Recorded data
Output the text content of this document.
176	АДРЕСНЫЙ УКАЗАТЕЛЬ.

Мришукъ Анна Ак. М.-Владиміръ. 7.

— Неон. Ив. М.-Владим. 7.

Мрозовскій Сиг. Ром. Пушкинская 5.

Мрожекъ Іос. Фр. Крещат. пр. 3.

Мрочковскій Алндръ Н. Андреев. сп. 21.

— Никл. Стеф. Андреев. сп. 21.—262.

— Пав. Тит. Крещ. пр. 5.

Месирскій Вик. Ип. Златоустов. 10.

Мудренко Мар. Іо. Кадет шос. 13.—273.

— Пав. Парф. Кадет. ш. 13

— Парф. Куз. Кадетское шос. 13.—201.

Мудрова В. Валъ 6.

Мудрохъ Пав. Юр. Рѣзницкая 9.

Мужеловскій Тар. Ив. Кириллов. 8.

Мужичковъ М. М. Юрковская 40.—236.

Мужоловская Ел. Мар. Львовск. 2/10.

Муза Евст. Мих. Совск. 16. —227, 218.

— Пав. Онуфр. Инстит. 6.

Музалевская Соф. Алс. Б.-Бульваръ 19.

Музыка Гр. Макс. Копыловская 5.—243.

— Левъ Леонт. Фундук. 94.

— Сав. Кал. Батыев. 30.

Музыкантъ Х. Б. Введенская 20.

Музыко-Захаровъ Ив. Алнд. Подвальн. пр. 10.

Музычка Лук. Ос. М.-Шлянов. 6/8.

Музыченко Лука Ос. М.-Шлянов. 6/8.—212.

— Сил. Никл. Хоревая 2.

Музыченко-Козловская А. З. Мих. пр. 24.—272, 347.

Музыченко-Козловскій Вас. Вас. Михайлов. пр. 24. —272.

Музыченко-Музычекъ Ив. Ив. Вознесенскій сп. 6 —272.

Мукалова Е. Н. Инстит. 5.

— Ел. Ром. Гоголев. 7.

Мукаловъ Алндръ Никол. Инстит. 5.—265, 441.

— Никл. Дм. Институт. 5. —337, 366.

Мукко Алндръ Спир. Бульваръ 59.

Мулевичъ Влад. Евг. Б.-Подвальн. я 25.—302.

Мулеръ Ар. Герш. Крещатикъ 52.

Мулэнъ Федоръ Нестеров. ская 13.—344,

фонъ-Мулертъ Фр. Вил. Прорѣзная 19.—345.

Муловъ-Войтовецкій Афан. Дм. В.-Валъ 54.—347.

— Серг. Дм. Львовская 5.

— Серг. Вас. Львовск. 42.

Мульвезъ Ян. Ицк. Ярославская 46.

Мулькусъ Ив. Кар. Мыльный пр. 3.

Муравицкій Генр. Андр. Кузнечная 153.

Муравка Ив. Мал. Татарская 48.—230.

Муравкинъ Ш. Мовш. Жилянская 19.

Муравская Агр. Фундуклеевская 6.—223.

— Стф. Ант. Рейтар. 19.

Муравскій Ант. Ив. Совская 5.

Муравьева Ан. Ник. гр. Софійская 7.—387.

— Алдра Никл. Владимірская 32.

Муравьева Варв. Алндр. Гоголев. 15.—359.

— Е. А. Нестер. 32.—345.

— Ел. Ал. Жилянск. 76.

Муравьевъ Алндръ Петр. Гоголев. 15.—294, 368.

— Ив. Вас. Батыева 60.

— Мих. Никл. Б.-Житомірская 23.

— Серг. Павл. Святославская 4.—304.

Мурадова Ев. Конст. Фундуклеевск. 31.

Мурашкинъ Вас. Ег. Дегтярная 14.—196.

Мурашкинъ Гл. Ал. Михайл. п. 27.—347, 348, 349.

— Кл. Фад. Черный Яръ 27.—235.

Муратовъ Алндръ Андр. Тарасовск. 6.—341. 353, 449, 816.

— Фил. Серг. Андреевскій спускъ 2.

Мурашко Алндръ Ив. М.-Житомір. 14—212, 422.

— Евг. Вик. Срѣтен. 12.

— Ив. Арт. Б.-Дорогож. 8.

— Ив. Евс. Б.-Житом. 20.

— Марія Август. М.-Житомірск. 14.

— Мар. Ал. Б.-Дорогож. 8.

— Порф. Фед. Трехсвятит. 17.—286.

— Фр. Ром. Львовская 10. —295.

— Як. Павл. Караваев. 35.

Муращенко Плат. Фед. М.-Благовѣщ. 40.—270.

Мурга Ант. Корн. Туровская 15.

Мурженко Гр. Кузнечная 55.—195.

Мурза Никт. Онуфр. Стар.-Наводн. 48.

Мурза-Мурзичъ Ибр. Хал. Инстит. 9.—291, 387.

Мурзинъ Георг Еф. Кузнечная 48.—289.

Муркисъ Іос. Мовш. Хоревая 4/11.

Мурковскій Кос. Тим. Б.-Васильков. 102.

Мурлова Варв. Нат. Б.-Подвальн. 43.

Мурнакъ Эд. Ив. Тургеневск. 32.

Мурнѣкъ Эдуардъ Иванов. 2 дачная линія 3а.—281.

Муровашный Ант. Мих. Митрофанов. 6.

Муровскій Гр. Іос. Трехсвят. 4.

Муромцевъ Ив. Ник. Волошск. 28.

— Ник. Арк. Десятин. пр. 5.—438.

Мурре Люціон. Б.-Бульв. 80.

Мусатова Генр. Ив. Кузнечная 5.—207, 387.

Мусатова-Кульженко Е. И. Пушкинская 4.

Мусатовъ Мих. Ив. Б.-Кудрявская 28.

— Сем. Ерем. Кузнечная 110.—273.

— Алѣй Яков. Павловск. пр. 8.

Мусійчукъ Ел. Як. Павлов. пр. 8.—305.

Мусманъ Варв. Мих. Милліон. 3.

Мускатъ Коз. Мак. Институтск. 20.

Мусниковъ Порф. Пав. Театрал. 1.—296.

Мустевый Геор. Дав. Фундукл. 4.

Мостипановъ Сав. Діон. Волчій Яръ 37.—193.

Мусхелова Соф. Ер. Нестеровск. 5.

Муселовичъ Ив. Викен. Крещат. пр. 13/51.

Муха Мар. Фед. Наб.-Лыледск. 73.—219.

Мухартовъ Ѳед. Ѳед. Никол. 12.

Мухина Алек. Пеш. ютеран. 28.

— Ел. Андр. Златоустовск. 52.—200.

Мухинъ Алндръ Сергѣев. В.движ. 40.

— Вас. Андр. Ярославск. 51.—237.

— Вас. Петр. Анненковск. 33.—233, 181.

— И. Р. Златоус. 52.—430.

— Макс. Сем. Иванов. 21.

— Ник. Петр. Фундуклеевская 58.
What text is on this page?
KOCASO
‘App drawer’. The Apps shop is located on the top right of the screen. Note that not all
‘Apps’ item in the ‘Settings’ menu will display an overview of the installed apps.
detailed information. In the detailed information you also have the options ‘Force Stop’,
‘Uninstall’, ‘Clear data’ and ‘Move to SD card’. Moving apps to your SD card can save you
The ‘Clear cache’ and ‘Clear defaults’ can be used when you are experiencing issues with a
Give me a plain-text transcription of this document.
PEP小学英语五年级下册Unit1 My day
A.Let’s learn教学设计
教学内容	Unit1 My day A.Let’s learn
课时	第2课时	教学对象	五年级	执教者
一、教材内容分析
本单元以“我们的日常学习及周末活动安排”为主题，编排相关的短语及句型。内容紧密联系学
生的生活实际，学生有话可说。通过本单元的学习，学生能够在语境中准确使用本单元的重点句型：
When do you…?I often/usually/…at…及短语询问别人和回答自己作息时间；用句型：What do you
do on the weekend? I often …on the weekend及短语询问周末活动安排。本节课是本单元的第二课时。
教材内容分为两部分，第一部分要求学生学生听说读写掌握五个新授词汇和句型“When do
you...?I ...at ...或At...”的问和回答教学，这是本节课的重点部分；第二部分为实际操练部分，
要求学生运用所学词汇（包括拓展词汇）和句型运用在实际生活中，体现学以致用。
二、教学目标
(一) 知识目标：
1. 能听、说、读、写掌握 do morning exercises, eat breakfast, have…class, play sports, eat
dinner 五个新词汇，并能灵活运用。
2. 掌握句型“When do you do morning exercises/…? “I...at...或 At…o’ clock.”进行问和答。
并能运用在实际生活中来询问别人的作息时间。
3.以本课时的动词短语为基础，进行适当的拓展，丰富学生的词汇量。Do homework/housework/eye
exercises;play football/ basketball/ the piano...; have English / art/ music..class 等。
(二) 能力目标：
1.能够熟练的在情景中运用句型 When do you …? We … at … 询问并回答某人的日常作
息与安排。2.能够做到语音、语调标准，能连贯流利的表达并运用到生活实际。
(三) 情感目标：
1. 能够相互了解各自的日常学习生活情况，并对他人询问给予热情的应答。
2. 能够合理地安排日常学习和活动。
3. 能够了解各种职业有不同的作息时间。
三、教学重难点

§ **Instructions for the task**:
From the material, report only how many lines include the word "Мурашкинъ".

§ **Reply to the exercise**:
2